### WHAT THE TASK REQUIRES
State how many lines of the data contain the word "Általános", and write nothing besides the number.

### EXERCISE MATERIALS
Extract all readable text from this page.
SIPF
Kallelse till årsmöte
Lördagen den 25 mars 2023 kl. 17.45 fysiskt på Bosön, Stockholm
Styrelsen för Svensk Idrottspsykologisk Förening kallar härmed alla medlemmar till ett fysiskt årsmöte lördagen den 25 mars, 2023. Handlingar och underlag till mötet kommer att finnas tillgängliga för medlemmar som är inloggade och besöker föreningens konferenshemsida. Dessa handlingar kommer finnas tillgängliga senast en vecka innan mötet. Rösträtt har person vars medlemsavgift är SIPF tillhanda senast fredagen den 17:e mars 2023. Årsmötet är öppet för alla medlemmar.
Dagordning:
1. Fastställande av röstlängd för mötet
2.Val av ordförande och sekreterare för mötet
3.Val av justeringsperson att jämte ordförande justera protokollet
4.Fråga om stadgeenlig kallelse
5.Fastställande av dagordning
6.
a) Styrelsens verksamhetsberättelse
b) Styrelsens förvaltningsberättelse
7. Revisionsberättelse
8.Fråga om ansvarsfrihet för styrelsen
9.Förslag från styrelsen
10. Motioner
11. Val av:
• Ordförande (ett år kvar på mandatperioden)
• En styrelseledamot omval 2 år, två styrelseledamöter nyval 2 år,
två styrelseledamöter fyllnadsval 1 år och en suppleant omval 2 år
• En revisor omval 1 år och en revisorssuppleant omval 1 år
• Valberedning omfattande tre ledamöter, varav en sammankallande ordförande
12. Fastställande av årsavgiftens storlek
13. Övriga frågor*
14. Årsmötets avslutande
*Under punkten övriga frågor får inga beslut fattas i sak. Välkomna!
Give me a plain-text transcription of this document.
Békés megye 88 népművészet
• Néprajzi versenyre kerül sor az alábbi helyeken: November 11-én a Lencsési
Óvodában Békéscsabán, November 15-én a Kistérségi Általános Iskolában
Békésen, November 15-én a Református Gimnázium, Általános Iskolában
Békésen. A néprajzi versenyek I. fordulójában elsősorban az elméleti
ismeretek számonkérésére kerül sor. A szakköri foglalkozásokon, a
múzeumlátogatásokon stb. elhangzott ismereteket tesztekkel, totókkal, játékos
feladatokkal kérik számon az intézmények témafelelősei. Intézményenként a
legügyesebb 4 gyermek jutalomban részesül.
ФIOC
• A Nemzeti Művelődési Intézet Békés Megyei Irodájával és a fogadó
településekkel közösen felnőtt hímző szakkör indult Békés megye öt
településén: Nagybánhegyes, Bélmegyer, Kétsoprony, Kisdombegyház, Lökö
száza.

### EXERCISE RESPONSE
2